(Dataset items)
· · · ·

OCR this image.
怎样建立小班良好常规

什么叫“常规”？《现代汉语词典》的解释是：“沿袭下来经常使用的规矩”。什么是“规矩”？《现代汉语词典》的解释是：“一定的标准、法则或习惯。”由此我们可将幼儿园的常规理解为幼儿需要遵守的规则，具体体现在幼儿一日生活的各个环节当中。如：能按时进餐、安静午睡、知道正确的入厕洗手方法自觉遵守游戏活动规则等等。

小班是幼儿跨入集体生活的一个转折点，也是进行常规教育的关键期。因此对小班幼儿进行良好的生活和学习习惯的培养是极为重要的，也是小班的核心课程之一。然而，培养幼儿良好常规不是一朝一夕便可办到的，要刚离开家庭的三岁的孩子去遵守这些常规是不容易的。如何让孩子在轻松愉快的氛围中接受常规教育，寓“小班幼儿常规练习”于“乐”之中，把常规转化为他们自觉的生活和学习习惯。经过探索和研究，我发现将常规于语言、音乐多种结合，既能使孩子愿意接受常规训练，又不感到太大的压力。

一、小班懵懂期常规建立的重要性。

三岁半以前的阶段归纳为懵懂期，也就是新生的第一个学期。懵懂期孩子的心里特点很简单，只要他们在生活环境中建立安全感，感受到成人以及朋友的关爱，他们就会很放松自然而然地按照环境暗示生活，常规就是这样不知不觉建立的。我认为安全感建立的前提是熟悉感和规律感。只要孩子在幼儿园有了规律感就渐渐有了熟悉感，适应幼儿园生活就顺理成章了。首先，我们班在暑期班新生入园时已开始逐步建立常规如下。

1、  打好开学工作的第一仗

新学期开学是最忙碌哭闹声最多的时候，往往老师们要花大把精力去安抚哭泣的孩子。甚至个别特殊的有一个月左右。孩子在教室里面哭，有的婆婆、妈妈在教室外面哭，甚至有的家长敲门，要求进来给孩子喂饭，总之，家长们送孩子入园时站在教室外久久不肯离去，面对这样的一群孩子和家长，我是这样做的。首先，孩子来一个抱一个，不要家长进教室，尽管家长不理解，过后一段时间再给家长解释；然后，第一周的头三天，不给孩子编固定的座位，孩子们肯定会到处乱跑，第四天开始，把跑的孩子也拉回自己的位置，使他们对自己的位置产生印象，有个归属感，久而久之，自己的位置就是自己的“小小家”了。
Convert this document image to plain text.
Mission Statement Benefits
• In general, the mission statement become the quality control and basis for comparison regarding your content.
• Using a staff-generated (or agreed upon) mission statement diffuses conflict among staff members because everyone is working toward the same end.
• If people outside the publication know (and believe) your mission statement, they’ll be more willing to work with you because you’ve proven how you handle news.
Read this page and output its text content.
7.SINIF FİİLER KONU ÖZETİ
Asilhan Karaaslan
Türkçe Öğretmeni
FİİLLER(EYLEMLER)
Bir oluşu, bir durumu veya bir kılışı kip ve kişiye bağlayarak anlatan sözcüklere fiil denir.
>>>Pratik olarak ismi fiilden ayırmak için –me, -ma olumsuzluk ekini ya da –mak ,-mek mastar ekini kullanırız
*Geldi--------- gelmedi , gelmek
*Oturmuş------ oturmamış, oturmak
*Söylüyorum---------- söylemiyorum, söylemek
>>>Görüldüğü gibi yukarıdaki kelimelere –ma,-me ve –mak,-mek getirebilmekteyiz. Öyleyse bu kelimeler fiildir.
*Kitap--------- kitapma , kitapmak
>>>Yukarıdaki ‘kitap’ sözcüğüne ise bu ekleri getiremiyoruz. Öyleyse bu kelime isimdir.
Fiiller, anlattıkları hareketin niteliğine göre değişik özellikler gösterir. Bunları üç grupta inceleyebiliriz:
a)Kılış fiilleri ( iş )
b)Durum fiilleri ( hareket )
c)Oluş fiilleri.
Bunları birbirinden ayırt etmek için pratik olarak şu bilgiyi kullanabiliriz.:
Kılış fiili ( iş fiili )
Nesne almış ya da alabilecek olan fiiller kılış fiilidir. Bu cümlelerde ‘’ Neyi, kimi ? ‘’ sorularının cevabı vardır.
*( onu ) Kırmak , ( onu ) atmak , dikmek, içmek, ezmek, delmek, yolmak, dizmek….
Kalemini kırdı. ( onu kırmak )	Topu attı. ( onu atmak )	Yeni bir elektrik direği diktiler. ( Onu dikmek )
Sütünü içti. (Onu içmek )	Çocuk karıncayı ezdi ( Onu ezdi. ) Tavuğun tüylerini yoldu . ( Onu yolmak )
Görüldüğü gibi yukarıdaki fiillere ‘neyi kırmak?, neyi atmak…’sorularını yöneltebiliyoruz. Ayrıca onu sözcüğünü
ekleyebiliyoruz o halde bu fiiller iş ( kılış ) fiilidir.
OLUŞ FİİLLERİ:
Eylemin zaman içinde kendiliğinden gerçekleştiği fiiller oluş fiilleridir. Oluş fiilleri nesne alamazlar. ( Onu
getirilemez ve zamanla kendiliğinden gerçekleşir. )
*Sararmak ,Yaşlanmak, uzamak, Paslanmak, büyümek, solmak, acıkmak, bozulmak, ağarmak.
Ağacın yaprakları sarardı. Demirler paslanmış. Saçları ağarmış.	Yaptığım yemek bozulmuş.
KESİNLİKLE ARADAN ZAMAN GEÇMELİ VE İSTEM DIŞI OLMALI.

· · · ·

_Exercise description_.
Restate each record exactly as written.

_Complete output_.
OCR this image.
怎样建立小班良好常规

什么叫“常规”？《现代汉语词典》的解释是：“沿袭下来经常使用的规矩”。什么是“规矩”？《现代汉语词典》的解释是：“一定的标准、法则或习惯。”由此我们可将幼儿园的常规理解为幼儿需要遵守的规则，具体体现在幼儿一日生活的各个环节当中。如：能按时进餐、安静午睡、知道正确的入厕洗手方法自觉遵守游戏活动规则等等。

小班是幼儿跨入集体生活的一个转折点，也是进行常规教育的关键期。因此对小班幼儿进行良好的生活和学习习惯的培养是极为重要的，也是小班的核心课程之一。然而，培养幼儿良好常规不是一朝一夕便可办到的，要刚离开家庭的三岁的孩子去遵守这些常规是不容易的。如何让孩子在轻松愉快的氛围中接受常规教育，寓“小班幼儿常规练习”于“乐”之中，把常规转化为他们自觉的生活和学习习惯。经过探索和研究，我发现将常规于语言、音乐多种结合，既能使孩子愿意接受常规训练，又不感到太大的压力。

一、小班懵懂期常规建立的重要性。

三岁半以前的阶段归纳为懵懂期，也就是新生的第一个学期。懵懂期孩子的心里特点很简单，只要他们在生活环境中建立安全感，感受到成人以及朋友的关爱，他们就会很放松自然而然地按照环境暗示生活，常规就是这样不知不觉建立的。我认为安全感建立的前提是熟悉感和规律感。只要孩子在幼儿园有了规律感就渐渐有了熟悉感，适应幼儿园生活就顺理成章了。首先，我们班在暑期班新生入园时已开始逐步建立常规如下。

1、  打好开学工作的第一仗

新学期开学是最忙碌哭闹声最多的时候，往往老师们要花大把精力去安抚哭泣的孩子。甚至个别特殊的有一个月左右。孩子在教室里面哭，有的婆婆、妈妈在教室外面哭，甚至有的家长敲门，要求进来给孩子喂饭，总之，家长们送孩子入园时站在教室外久久不肯离去，面对这样的一群孩子和家长，我是这样做的。首先，孩子来一个抱一个，不要家长进教室，尽管家长不理解，过后一段时间再给家长解释；然后，第一周的头三天，不给孩子编固定的座位，孩子们肯定会到处乱跑，第四天开始，把跑的孩子也拉回自己的位置，使他们对自己的位置产生印象，有个归属感，久而久之，自己的位置就是自己的“小小家”了。
Convert this document image to plain text.
Mission Statement Benefits
• In general, the mission statement become the quality control and basis for comparison regarding your content.
• Using a staff-generated (or agreed upon) mission statement diffuses conflict among staff members because everyone is working toward the same end.
• If people outside the publication know (and believe) your mission statement, they’ll be more willing to work with you because you’ve proven how you handle news.
Read this page and output its text content.
7.SINIF FİİLER KONU ÖZETİ
Asilhan Karaaslan
Türkçe Öğretmeni
FİİLLER(EYLEMLER)
Bir oluşu, bir durumu veya bir kılışı kip ve kişiye bağlayarak anlatan sözcüklere fiil denir.
>>>Pratik olarak ismi fiilden ayırmak için –me, -ma olumsuzluk ekini ya da –mak ,-mek mastar ekini kullanırız
*Geldi--------- gelmedi , gelmek
*Oturmuş------ oturmamış, oturmak
*Söylüyorum---------- söylemiyorum, söylemek
>>>Görüldüğü gibi yukarıdaki kelimelere –ma,-me ve –mak,-mek getirebilmekteyiz. Öyleyse bu kelimeler fiildir.
*Kitap--------- kitapma , kitapmak
>>>Yukarıdaki ‘kitap’ sözcüğüne ise bu ekleri getiremiyoruz. Öyleyse bu kelime isimdir.
Fiiller, anlattıkları hareketin niteliğine göre değişik özellikler gösterir. Bunları üç grupta inceleyebiliriz:
a)Kılış fiilleri ( iş )
b)Durum fiilleri ( hareket )
c)Oluş fiilleri.
Bunları birbirinden ayırt etmek için pratik olarak şu bilgiyi kullanabiliriz.:
Kılış fiili ( iş fiili )
Nesne almış ya da alabilecek olan fiiller kılış fiilidir. Bu cümlelerde ‘’ Neyi, kimi ? ‘’ sorularının cevabı vardır.
*( onu ) Kırmak , ( onu ) atmak , dikmek, içmek, ezmek, delmek, yolmak, dizmek….
Kalemini kırdı. ( onu kırmak )	Topu attı. ( onu atmak )	Yeni bir elektrik direği diktiler. ( Onu dikmek )
Sütünü içti. (Onu içmek )	Çocuk karıncayı ezdi ( Onu ezdi. ) Tavuğun tüylerini yoldu . ( Onu yolmak )
Görüldüğü gibi yukarıdaki fiillere ‘neyi kırmak?, neyi atmak…’sorularını yöneltebiliyoruz. Ayrıca onu sözcüğünü
ekleyebiliyoruz o halde bu fiiller iş ( kılış ) fiilidir.
OLUŞ FİİLLERİ:
Eylemin zaman içinde kendiliğinden gerçekleştiği fiiller oluş fiilleridir. Oluş fiilleri nesne alamazlar. ( Onu
getirilemez ve zamanla kendiliğinden gerçekleşir. )
*Sararmak ,Yaşlanmak, uzamak, Paslanmak, büyümek, solmak, acıkmak, bozulmak, ağarmak.
Ağacın yaprakları sarardı. Demirler paslanmış. Saçları ağarmış.	Yaptığım yemek bozulmuş.
KESİNLİKLE ARADAN ZAMAN GEÇMELİ VE İSTEM DIŞI OLMALI.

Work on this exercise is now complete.